- What to work on
Gather all lines from the material that contain "wordt".
START Records to use
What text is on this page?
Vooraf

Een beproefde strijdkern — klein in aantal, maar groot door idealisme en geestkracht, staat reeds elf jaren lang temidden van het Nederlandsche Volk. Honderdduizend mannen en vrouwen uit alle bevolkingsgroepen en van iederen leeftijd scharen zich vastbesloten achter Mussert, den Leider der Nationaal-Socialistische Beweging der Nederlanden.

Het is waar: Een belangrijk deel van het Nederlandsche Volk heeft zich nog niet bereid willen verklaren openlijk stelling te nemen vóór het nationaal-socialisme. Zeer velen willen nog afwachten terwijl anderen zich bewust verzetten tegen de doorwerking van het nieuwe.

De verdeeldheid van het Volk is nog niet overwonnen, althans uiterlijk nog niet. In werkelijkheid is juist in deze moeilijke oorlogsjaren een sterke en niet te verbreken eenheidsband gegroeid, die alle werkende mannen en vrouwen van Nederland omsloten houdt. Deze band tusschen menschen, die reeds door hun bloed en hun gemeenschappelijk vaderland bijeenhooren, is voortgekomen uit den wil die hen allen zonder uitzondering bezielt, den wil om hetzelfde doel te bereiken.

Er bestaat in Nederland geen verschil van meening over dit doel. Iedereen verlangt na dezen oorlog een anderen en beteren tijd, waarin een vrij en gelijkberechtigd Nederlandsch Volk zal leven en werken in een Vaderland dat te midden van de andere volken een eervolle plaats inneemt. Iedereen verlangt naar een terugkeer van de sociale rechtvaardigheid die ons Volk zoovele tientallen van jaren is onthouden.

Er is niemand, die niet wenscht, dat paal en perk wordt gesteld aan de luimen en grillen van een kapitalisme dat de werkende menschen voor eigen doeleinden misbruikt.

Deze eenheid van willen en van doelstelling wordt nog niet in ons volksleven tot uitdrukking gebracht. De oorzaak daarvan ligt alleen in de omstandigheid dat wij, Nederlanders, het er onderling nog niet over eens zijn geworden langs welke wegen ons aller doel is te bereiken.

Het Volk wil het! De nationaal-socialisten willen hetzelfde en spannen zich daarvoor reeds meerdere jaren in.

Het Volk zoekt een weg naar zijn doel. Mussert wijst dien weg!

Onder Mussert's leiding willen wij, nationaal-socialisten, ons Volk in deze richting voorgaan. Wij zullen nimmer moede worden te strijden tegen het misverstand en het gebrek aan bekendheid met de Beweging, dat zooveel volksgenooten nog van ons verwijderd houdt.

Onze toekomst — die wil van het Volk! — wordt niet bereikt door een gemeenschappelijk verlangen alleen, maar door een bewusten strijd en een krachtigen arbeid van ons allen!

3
END Records to use
- Reply
Er is niemand, die niet wenscht, dat paal en perk wordt gesteld aan de luimen en grillen van een kapitalisme dat de werkende menschen voor eigen doeleinden misbruikt.
Deze eenheid van willen en van doelstelling wordt nog niet in ons volksleven tot uitdrukking gebracht. De oorzaak daarvan ligt alleen in de omstandigheid dat wij, Nederlanders, het er onderling nog niet over eens zijn geworden langs welke wegen ons aller doel is te bereiken.
Onze toekomst — die wil van het Volk! — wordt niet bereikt door een gemeenschappelijk verlangen alleen, maar door een bewusten strijd en een krachtigen arbeid van ons allen!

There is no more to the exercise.